## Stated goal
Gather each line containing the string "请选择需要生成的区域设置" from these entries.

Stored data entries:
********************
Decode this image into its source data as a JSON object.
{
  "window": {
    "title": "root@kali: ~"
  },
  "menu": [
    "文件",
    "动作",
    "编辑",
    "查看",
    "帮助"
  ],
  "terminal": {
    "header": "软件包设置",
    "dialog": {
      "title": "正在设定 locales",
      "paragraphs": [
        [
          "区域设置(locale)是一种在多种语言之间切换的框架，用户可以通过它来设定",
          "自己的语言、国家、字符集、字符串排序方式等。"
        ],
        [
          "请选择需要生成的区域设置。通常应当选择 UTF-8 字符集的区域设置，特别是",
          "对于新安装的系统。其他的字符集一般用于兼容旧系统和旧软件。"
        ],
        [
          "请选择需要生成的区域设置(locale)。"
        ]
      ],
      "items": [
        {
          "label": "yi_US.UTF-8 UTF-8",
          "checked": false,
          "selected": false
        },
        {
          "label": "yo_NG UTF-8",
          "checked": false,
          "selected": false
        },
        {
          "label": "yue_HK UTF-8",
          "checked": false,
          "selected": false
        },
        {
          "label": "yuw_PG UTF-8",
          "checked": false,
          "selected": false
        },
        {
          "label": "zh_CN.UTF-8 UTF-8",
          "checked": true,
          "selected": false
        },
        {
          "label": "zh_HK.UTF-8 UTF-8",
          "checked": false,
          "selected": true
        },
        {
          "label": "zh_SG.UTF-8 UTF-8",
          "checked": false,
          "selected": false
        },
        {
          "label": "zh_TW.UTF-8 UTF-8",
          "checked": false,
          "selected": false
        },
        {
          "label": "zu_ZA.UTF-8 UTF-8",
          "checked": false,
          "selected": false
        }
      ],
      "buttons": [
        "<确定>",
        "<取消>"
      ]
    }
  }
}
********************
## Solution for this task
          "请选择需要生成的区域设置。通常应当选择 UTF-8 字符集的区域设置，特别是",
          "请选择需要生成的区域设置(locale)。"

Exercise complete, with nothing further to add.